__GIVEN DATA__:
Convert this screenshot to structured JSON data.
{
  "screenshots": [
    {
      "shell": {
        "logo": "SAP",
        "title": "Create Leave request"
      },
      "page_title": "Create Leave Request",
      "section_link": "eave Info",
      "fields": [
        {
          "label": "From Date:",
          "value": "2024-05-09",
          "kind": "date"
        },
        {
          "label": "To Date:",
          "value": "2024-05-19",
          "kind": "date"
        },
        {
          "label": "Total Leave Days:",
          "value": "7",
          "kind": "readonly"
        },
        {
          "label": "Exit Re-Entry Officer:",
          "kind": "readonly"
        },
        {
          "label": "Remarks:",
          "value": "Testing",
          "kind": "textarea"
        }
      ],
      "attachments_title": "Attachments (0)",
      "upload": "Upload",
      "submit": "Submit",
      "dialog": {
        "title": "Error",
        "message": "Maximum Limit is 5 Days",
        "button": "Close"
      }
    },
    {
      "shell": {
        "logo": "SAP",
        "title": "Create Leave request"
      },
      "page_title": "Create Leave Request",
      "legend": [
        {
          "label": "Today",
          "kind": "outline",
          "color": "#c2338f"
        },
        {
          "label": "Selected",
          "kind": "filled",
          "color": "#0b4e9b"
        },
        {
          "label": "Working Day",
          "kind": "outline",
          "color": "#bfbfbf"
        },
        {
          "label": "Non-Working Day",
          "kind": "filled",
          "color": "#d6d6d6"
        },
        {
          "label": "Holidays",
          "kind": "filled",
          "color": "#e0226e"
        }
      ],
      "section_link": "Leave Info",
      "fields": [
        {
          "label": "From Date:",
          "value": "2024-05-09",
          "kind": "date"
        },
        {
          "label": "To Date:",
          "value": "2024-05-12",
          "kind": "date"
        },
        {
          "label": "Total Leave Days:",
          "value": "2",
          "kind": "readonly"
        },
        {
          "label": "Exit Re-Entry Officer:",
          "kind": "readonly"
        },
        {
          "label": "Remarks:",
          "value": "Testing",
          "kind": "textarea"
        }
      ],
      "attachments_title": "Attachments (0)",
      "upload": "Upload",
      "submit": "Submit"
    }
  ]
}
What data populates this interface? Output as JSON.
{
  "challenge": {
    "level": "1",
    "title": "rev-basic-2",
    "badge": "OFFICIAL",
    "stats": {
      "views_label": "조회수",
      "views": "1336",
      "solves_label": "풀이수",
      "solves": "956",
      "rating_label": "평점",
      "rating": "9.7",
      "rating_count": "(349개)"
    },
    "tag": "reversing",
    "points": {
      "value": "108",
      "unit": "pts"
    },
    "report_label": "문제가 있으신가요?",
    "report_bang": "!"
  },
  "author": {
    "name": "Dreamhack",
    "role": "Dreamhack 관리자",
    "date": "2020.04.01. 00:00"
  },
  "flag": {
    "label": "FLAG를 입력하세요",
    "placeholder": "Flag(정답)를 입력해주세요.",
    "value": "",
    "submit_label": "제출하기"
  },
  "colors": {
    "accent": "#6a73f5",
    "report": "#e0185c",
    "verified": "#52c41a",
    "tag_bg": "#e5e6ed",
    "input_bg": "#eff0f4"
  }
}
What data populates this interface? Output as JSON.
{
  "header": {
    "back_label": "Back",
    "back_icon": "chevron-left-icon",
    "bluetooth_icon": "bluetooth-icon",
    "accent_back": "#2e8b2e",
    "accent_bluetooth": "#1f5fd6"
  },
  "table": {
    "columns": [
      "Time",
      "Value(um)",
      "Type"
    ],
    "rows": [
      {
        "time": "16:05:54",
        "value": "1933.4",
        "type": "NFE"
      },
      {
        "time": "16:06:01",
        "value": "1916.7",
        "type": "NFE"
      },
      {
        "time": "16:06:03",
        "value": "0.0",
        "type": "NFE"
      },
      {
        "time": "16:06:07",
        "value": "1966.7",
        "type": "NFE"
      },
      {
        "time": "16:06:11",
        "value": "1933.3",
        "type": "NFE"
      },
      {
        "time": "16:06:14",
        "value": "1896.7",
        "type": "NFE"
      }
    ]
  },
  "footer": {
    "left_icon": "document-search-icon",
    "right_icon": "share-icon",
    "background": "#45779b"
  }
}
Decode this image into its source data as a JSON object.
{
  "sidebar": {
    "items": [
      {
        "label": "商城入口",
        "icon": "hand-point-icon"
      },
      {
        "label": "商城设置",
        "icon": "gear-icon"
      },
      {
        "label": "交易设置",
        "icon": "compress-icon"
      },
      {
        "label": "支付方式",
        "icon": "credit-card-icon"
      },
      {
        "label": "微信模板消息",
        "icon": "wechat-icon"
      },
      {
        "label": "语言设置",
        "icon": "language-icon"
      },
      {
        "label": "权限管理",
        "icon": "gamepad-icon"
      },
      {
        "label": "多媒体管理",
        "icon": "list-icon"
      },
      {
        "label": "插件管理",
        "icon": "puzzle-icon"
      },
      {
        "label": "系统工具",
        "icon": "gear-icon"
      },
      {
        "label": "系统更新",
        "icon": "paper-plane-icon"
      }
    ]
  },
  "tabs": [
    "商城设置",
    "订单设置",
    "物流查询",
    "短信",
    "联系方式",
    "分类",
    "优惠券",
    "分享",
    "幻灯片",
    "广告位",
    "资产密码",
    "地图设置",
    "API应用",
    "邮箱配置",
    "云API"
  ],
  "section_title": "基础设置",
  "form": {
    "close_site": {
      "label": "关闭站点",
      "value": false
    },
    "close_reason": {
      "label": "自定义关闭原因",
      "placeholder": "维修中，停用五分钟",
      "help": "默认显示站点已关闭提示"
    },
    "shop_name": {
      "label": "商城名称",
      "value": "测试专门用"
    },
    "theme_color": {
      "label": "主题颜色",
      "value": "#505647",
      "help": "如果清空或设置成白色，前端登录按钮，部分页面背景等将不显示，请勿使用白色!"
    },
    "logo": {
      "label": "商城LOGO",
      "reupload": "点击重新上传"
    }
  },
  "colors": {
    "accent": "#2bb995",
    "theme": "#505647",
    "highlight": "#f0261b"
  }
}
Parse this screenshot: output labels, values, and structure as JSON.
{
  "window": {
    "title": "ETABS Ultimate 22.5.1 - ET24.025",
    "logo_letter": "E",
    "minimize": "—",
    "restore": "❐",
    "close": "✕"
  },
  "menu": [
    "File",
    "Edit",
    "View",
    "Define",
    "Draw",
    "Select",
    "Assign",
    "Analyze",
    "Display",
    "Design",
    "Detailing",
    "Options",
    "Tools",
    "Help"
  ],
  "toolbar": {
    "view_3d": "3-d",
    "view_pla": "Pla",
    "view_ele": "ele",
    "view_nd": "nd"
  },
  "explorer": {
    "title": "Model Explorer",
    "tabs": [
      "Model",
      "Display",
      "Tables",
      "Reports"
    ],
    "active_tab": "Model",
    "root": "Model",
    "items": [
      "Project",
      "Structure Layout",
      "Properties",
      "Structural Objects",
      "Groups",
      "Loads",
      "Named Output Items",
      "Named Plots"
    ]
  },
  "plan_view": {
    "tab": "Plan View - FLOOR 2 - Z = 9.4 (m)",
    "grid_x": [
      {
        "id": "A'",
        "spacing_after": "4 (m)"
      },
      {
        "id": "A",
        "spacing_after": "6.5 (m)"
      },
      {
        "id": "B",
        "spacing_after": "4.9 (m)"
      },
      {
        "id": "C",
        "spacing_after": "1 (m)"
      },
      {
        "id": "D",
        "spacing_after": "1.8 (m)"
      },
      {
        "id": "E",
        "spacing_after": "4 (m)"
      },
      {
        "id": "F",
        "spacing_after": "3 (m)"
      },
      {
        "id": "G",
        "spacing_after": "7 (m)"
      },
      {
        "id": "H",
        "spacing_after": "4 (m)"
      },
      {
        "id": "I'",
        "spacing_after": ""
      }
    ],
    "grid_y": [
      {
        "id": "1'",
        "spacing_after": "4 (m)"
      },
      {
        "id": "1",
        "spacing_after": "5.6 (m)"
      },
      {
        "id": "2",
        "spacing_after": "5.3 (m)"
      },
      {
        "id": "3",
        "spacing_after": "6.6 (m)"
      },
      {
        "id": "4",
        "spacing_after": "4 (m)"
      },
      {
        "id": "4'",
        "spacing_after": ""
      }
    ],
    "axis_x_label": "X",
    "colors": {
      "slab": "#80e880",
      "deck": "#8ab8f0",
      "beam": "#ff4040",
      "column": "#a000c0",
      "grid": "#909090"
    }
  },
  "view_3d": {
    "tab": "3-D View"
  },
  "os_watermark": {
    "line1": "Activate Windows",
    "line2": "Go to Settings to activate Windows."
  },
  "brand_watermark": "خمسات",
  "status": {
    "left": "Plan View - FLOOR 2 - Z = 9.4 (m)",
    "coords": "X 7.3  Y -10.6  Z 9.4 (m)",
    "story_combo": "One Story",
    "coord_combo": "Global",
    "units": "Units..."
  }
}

__WORK TO BE COMPLETED__:
Copy in full each line that holds the word "Windows".

__EXPECTED OUTPUT__:
    "line1": "Activate Windows",
    "line2": "Go to Settings to activate Windows."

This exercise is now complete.